Passage shown:

The Blue/Orange Ratio Indicates Excess Fat per Person
This graphic from the Economist shows the amount of excess biomass due to obesity and overall population. As the chart shows, obese North Americans are carrying around an extra 263 million kilograms of fat -- or just about 290 thousand tons of fat. That's a daunting thought.
That's a pattern that definitely isn't going to be replicable globally. The article's conclusion is stark:
If the populations of other countries adopted the pattern of weight distribution found in the United States, the world’s [human] biomass would rise by 20%—roughly equivalent to adding an extra 1 billion average-sized people. This would create all kinds of strains, not least on the world’s food supply.
Or perhaps more relevantly for this blog, the environmental impact would also be dire, given the amount of land, water, fertilizer, and pesticides that would be needed to produce that amount of food.

Data records:
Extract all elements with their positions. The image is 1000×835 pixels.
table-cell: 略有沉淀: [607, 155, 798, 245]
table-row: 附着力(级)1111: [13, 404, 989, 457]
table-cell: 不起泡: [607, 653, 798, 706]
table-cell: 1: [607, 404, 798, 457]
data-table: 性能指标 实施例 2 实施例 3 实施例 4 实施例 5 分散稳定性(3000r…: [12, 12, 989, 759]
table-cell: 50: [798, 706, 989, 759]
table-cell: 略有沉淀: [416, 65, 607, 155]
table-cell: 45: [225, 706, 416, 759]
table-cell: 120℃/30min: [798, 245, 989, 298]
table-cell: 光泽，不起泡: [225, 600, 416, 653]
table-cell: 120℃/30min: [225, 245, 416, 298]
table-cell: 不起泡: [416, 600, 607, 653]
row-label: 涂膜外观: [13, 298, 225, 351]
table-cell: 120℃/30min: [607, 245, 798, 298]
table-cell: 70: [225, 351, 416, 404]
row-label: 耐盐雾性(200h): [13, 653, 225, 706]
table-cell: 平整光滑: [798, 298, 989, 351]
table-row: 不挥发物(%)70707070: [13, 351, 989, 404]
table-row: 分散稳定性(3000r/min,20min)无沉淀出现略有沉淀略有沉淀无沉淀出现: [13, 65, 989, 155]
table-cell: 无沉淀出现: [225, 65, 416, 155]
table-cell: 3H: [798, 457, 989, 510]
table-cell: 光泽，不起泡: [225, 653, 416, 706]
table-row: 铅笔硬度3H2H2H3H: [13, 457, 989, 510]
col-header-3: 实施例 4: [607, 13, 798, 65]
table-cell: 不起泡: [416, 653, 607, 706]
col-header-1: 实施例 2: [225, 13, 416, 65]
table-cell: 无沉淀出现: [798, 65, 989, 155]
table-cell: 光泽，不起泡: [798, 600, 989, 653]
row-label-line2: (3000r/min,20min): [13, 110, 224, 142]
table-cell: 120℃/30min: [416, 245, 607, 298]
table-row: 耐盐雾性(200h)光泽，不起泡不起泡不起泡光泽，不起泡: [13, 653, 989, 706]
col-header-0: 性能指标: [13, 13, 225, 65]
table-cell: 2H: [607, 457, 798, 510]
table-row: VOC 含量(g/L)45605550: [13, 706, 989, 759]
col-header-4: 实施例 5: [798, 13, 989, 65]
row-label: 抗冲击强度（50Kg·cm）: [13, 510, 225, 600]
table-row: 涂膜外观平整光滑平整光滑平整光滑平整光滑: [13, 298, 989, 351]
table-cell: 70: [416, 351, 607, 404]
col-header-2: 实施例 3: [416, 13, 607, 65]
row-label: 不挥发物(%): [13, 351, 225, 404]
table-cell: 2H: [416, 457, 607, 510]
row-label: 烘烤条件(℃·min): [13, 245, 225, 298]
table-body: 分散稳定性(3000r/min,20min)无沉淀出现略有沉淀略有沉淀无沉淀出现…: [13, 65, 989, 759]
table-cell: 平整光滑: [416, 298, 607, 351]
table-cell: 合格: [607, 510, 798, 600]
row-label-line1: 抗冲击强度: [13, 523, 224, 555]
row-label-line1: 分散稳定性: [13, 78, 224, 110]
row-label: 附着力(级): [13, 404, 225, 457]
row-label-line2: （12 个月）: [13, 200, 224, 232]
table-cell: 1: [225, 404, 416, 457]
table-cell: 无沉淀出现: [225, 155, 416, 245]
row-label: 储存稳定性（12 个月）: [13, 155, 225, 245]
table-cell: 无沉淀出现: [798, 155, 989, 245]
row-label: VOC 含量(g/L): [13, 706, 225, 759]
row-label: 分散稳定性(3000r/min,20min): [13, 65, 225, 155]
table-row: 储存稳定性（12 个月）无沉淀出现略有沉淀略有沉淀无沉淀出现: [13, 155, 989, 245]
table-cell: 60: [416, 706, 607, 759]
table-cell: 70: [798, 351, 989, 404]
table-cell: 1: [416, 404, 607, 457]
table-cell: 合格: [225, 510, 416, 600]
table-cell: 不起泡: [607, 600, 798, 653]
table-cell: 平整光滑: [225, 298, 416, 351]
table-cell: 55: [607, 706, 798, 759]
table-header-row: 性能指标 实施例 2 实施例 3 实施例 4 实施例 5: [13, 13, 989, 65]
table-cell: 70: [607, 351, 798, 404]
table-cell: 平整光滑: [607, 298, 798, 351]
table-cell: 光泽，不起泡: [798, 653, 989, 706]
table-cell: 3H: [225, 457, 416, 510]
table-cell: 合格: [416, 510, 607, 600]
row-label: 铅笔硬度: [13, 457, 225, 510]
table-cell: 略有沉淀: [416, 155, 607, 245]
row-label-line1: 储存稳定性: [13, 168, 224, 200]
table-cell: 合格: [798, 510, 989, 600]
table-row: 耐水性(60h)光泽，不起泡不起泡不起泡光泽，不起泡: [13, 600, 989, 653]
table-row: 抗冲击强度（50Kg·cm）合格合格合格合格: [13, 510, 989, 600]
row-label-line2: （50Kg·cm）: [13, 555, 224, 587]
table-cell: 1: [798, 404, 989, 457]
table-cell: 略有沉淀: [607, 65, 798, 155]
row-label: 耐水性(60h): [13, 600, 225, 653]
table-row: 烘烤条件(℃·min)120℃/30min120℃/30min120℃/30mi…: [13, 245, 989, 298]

Exercise prompt: In the passage on obesity and human biomass, by what percentage would the world's human biomass rise if other countries adopted the United States' pattern of weight distribution? None of the items are needed for this work.

Answer below: It would rise by 20%.